LONDON: Lord David Puttnam, former Oscar-winning film producer and, these days, a New Labour political doyen in the UK House of Lords, has decided not to throw his hat into the ring for the vacant chair of the BBC Trust - a newly formed body with oversight of the corporation's activities and executive management.

The bookies' runaway favourite for the four-days-weekly £144,000 a year post, Puttnam's decision will disappoint many within the BBC and elsewhere - especially the Blair administration's under-populated liberal wing.

Writing in Thursday's issue of political weekly The Spectator, Puttnam confirmed he has decided not to be a candidate. However, he urges the Trust to hold the BBC management to account over "issues of public concern, such as the sometimes offensive salaries paid to key talent".

The latter is an unambiguous reference to the recent furore over a three-year £6 million annual fee payable to talk-show host Jonathan Ross - a name not usually associated with phrases like "key talent".

Continued Puttnam: "I will continue to be a vocal supporter of the BBC and all that, at its best, it continues to represent.

"As an institution it is far from perfect, but it does continue to offer the possibility of an eventual victory for sanity over nihilism in the evolution of the nation's media output."

Information shown -
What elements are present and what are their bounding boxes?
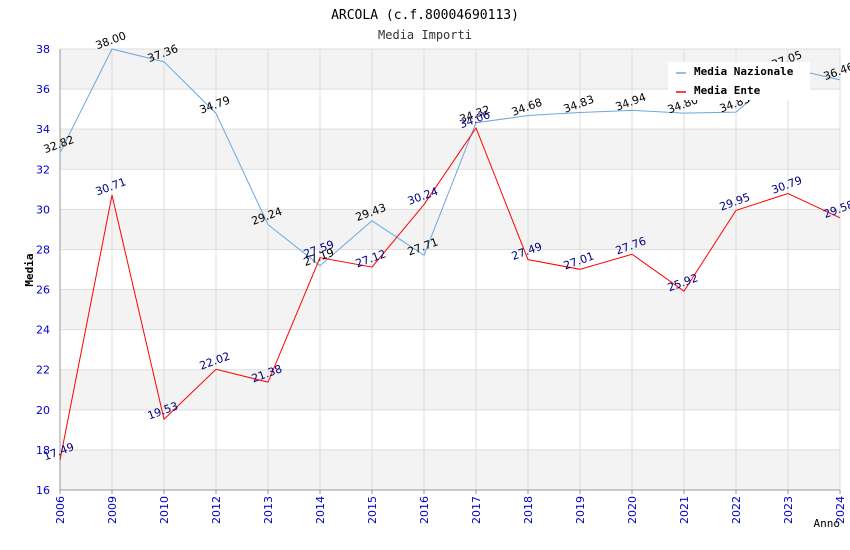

Required work - Can you continue the news report on David Puttnam's decision not to seek the BBC Trust chair, starting right after its last sentence?

In response -
"The trust's willingness to confront, where necessary, the [BBC's] executive board, will be crucial to enshrining the corporation's reputation for integrity."

Puttnam also confided to the Media Guardian that family considerations underlie his withdrawal: "It's the right decision for me. The bottom line is that having reached a point in my life at which, living in Ireland, I have never been happier I couldn't find a way of justifying the possibility of upsetting that."

January 31 was the deadline for applications for the post. Unconfirmed candidates are said to include broadcaster David Dimbleby, vice-chair of the trust Chitra Bharucha, Marks & Spencer chairman Lord Terry Burns, former Lords leader Baroness Margaret Jay, Liz Forgan, chair of the Scott Trust, which owns The Guardian and Sir Stuart Hampson, chair of the John Lewis Partnership.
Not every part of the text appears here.